Prompt:
Your answer should be a single number: the count of lines in the material below that hold "Enable".

╔══

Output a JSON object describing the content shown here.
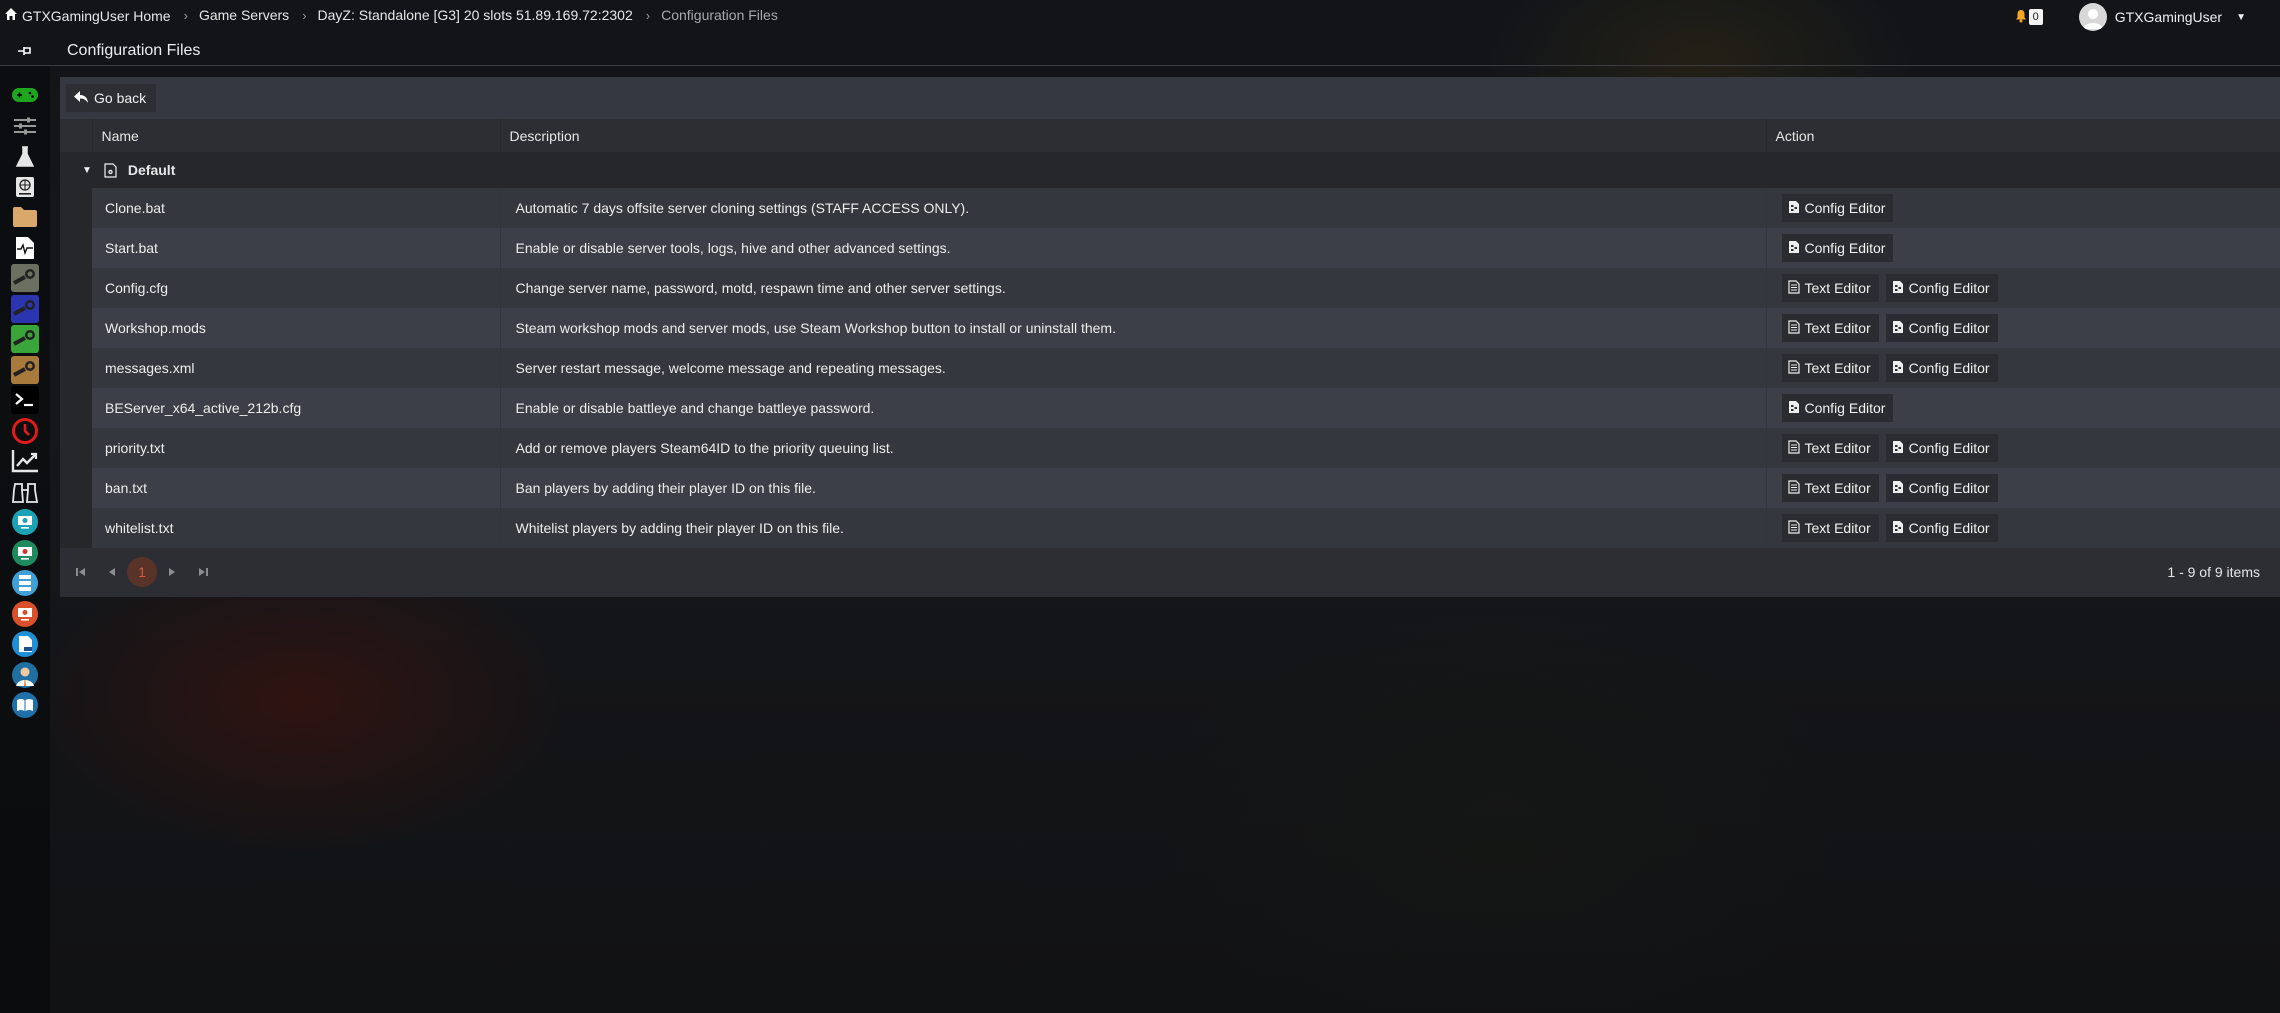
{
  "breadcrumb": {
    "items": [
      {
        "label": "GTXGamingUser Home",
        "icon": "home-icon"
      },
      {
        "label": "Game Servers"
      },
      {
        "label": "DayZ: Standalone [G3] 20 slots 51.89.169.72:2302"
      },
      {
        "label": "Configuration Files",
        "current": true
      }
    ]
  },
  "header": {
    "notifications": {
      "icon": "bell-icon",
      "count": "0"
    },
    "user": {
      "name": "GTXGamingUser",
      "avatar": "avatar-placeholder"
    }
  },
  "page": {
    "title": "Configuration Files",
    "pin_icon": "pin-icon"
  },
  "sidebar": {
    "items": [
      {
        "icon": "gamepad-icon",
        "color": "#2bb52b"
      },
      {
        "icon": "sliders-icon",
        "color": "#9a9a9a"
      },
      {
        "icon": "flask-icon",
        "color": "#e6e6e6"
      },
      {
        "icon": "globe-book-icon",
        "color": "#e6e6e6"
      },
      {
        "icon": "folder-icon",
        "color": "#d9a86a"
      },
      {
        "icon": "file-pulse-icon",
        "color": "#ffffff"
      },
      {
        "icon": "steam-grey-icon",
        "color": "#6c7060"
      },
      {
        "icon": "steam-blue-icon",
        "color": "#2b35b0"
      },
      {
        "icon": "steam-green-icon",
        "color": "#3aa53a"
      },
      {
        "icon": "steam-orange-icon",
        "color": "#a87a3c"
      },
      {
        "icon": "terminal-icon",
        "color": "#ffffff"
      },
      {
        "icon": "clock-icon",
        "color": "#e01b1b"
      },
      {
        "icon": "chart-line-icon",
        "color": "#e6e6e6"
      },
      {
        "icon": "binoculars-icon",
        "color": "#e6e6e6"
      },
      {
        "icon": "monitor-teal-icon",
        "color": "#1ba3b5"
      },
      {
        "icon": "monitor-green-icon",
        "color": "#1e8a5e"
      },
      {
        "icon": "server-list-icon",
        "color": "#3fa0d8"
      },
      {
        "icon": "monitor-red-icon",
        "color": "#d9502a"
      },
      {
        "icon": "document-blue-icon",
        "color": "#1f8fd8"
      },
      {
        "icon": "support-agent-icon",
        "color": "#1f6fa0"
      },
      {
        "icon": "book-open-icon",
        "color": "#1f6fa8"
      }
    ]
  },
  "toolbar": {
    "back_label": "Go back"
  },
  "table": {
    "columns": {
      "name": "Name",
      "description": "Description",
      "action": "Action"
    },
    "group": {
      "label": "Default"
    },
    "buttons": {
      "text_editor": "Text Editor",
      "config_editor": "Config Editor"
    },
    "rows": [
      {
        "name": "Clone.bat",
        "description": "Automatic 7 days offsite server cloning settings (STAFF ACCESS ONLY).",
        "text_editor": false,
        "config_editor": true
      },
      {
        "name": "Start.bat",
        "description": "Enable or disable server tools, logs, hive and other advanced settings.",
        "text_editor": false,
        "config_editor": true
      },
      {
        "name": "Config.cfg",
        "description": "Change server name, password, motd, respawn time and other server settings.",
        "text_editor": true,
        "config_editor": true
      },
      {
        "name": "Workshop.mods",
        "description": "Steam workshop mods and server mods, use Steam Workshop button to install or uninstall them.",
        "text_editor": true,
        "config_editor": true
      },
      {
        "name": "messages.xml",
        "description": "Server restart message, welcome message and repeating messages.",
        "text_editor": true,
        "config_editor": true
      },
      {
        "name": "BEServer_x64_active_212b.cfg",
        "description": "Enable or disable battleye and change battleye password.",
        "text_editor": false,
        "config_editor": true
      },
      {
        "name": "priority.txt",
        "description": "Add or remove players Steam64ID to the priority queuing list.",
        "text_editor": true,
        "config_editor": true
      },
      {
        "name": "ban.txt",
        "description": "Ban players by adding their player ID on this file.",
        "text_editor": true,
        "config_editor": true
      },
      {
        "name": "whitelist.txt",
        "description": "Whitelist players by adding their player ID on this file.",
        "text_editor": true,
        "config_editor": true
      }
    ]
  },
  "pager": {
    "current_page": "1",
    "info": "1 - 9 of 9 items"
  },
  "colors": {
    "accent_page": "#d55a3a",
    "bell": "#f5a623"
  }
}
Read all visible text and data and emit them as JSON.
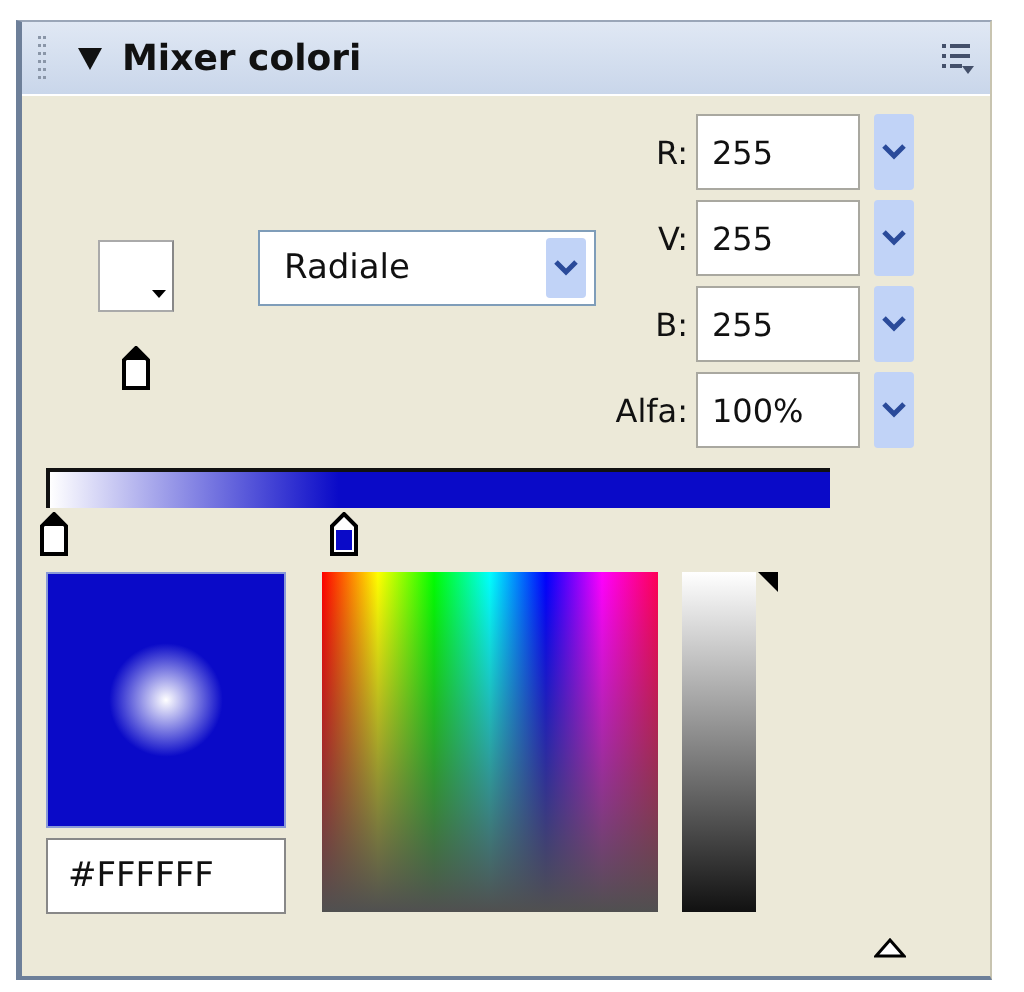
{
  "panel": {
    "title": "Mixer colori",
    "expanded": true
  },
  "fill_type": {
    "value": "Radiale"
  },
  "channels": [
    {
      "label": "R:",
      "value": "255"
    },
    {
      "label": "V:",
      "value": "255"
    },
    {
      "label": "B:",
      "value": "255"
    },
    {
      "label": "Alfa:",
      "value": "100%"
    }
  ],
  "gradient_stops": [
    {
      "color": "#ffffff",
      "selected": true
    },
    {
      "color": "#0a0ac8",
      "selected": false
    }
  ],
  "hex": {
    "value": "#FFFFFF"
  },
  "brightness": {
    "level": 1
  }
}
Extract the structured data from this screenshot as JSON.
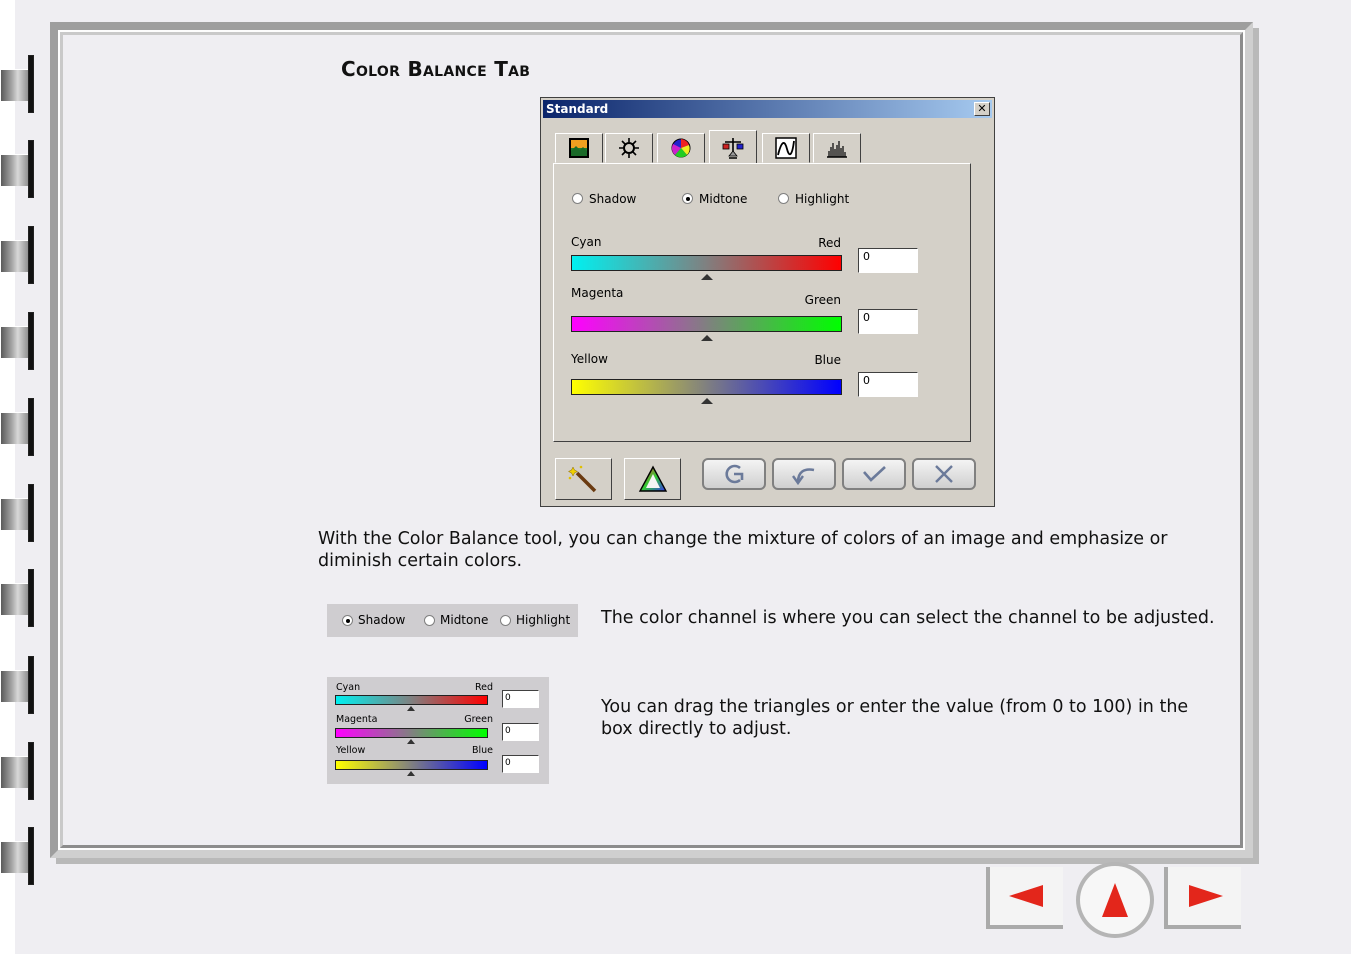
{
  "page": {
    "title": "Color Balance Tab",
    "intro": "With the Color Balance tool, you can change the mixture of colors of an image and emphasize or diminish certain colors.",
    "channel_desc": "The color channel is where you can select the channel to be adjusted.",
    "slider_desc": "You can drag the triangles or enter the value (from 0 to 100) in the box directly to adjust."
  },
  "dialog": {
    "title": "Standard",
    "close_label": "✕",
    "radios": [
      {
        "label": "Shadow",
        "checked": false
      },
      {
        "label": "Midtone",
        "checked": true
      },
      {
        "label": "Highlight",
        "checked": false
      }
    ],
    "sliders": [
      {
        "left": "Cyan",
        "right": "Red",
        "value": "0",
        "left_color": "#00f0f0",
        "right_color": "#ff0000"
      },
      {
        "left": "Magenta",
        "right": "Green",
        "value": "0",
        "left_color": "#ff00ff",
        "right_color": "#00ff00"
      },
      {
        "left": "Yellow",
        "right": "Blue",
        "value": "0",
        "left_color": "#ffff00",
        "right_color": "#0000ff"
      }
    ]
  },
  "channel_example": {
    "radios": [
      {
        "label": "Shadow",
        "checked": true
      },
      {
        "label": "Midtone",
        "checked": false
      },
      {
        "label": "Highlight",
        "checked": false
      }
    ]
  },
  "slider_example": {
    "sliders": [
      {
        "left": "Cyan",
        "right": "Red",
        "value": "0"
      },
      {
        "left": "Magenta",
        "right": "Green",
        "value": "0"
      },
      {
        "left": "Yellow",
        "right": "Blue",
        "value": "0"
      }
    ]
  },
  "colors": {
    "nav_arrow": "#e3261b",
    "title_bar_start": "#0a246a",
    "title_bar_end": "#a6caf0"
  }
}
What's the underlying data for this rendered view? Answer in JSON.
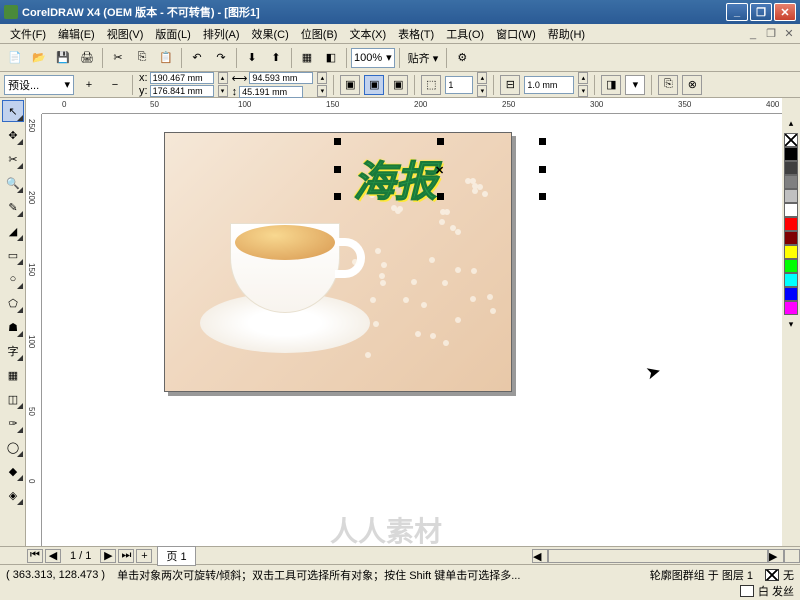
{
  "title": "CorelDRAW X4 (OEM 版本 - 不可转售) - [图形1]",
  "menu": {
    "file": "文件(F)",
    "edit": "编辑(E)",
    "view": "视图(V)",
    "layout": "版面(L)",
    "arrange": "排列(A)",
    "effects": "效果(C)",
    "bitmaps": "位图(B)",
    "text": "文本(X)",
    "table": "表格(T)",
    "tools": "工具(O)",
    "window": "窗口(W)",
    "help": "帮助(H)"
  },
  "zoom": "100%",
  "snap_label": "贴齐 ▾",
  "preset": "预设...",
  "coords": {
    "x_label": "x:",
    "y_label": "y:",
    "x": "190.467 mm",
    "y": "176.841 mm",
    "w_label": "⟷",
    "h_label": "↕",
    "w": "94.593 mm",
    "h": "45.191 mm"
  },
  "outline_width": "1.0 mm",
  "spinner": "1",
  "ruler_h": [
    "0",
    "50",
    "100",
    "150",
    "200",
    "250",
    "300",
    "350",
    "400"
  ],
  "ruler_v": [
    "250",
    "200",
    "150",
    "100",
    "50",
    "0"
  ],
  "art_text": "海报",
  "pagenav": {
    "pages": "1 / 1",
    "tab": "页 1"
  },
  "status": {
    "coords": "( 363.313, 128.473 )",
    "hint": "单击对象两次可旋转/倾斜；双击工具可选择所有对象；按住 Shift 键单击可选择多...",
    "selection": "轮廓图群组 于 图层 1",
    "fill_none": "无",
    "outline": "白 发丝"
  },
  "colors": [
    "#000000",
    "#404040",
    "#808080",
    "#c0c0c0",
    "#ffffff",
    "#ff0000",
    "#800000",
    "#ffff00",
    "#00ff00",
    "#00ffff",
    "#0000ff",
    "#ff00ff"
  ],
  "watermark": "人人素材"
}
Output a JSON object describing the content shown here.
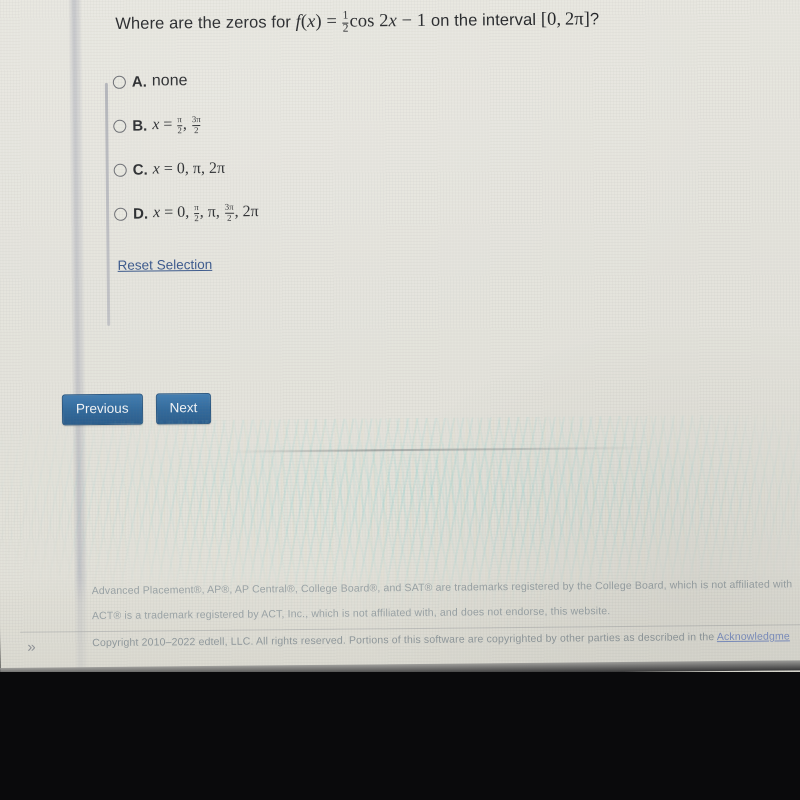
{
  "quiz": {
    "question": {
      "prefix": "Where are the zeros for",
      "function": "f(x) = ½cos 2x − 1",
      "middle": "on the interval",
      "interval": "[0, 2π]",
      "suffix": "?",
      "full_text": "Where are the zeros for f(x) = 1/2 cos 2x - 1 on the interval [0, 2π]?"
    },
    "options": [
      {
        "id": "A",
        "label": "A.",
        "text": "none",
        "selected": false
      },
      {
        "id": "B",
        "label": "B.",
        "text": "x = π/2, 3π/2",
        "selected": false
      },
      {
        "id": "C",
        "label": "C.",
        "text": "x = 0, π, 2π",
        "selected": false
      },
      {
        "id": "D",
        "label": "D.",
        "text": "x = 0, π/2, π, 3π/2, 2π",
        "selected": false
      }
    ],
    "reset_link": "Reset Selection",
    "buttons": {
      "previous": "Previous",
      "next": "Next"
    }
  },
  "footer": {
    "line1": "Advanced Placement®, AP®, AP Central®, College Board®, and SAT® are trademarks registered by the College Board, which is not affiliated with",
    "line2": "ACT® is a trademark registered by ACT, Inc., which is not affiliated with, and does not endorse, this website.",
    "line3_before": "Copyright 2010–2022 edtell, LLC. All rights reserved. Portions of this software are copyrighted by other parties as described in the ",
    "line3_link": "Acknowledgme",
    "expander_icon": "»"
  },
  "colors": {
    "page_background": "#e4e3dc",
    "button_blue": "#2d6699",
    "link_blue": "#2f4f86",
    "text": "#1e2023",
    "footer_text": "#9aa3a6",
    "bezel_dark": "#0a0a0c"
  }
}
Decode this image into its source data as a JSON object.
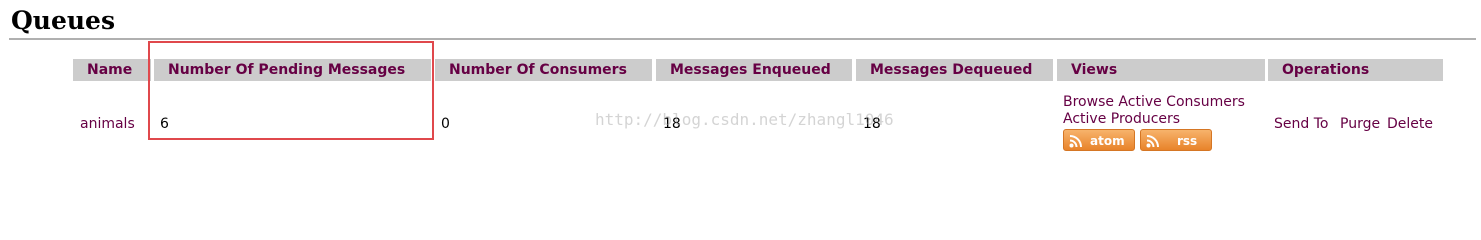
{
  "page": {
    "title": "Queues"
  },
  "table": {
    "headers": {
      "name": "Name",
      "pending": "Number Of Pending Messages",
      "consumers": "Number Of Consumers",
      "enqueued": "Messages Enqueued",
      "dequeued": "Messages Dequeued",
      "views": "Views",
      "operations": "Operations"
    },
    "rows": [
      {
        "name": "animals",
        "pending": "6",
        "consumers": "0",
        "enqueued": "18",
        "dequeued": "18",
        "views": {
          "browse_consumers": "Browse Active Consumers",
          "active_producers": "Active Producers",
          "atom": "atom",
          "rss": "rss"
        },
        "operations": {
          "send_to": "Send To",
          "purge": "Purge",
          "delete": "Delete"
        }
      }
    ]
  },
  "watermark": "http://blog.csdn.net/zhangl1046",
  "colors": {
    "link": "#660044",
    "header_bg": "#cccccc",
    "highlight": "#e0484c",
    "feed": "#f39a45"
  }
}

╚══

Exercise response:
2